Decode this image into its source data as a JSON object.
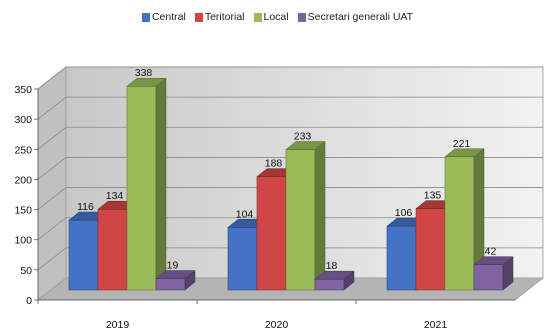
{
  "chart_data": {
    "type": "bar",
    "title": "",
    "xlabel": "",
    "ylabel": "",
    "categories": [
      "2019",
      "2020",
      "2021"
    ],
    "series": [
      {
        "name": "Central",
        "values": [
          116,
          104,
          106
        ],
        "color": "#4472C4"
      },
      {
        "name": "Teritorial",
        "values": [
          134,
          188,
          135
        ],
        "color": "#D04545"
      },
      {
        "name": "Local",
        "values": [
          338,
          233,
          221
        ],
        "color": "#9BBB59"
      },
      {
        "name": "Secretari generali UAT",
        "values": [
          19,
          18,
          42
        ],
        "color": "#8064A2"
      }
    ],
    "ylim": [
      0,
      350
    ],
    "yticks": [
      "0",
      "50",
      "100",
      "150",
      "200",
      "250",
      "300",
      "350"
    ],
    "grid": true,
    "legend_position": "top-center",
    "style": "3d-clustered-column"
  }
}
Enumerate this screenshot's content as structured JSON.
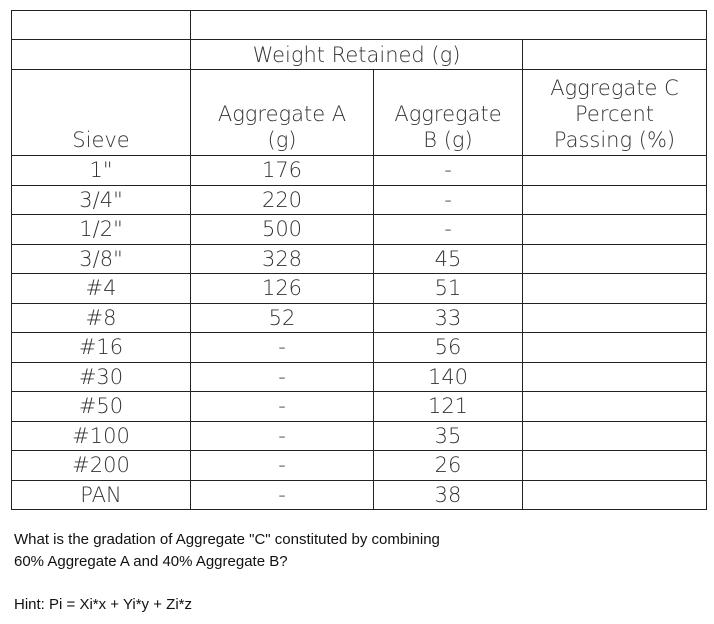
{
  "table": {
    "header_group": "Weight Retained (g)",
    "columns": {
      "sieve": "Sieve",
      "agg_a": "Aggregate  A\n(g)",
      "agg_b": "Aggregate\nB (g)",
      "agg_c": "Aggregate C\nPercent\nPassing (%)"
    },
    "rows": [
      {
        "sieve": "1\"",
        "a": "176",
        "b": "-",
        "c": ""
      },
      {
        "sieve": "3/4\"",
        "a": "220",
        "b": "-",
        "c": ""
      },
      {
        "sieve": "1/2\"",
        "a": "500",
        "b": "-",
        "c": ""
      },
      {
        "sieve": "3/8\"",
        "a": "328",
        "b": "45",
        "c": ""
      },
      {
        "sieve": "#4",
        "a": "126",
        "b": "51",
        "c": ""
      },
      {
        "sieve": "#8",
        "a": "52",
        "b": "33",
        "c": ""
      },
      {
        "sieve": "#16",
        "a": "-",
        "b": "56",
        "c": ""
      },
      {
        "sieve": "#30",
        "a": "-",
        "b": "140",
        "c": ""
      },
      {
        "sieve": "#50",
        "a": "-",
        "b": "121",
        "c": ""
      },
      {
        "sieve": "#100",
        "a": "-",
        "b": "35",
        "c": ""
      },
      {
        "sieve": "#200",
        "a": "-",
        "b": "26",
        "c": ""
      },
      {
        "sieve": "PAN",
        "a": "-",
        "b": "38",
        "c": ""
      }
    ]
  },
  "question": {
    "line1": "What is the gradation of Aggregate \"C\" constituted by combining",
    "line2": "60% Aggregate A and 40% Aggregate B?"
  },
  "hint": "Hint: Pi = Xi*x + Yi*y + Zi*z"
}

--------

| TASK DETAILS |
Take the records above and transcribe them exactly, dropping every picture.

| ANSWER TO THE TASK |
Decode this image into its source data as a JSON object.
{
  "chart_data": {
    "type": "bar",
    "title": "",
    "xlabel": "",
    "ylabel": "",
    "categories": [
      "2019",
      "2020",
      "2021"
    ],
    "series": [
      {
        "name": "Central",
        "values": [
          116,
          104,
          106
        ],
        "color": "#4472C4"
      },
      {
        "name": "Teritorial",
        "values": [
          134,
          188,
          135
        ],
        "color": "#D04545"
      },
      {
        "name": "Local",
        "values": [
          338,
          233,
          221
        ],
        "color": "#9BBB59"
      },
      {
        "name": "Secretari generali UAT",
        "values": [
          19,
          18,
          42
        ],
        "color": "#8064A2"
      }
    ],
    "ylim": [
      0,
      350
    ],
    "yticks": [
      "0",
      "50",
      "100",
      "150",
      "200",
      "250",
      "300",
      "350"
    ],
    "grid": true,
    "legend_position": "top-center",
    "style": "3d-clustered-column"
  }
}
Enumerate this screenshot's content as structured JSON.
{
  "table": {
    "header_group": "Weight Retained (g)",
    "columns": {
      "sieve": "Sieve",
      "agg_a": "Aggregate  A\n(g)",
      "agg_b": "Aggregate\nB (g)",
      "agg_c": "Aggregate C\nPercent\nPassing (%)"
    },
    "rows": [
      {
        "sieve": "1\"",
        "a": "176",
        "b": "-",
        "c": ""
      },
      {
        "sieve": "3/4\"",
        "a": "220",
        "b": "-",
        "c": ""
      },
      {
        "sieve": "1/2\"",
        "a": "500",
        "b": "-",
        "c": ""
      },
      {
        "sieve": "3/8\"",
        "a": "328",
        "b": "45",
        "c": ""
      },
      {
        "sieve": "#4",
        "a": "126",
        "b": "51",
        "c": ""
      },
      {
        "sieve": "#8",
        "a": "52",
        "b": "33",
        "c": ""
      },
      {
        "sieve": "#16",
        "a": "-",
        "b": "56",
        "c": ""
      },
      {
        "sieve": "#30",
        "a": "-",
        "b": "140",
        "c": ""
      },
      {
        "sieve": "#50",
        "a": "-",
        "b": "121",
        "c": ""
      },
      {
        "sieve": "#100",
        "a": "-",
        "b": "35",
        "c": ""
      },
      {
        "sieve": "#200",
        "a": "-",
        "b": "26",
        "c": ""
      },
      {
        "sieve": "PAN",
        "a": "-",
        "b": "38",
        "c": ""
      }
    ]
  },
  "question": {
    "line1": "What is the gradation of Aggregate \"C\" constituted by combining",
    "line2": "60% Aggregate A and 40% Aggregate B?"
  },
  "hint": "Hint: Pi = Xi*x + Yi*y + Zi*z"
}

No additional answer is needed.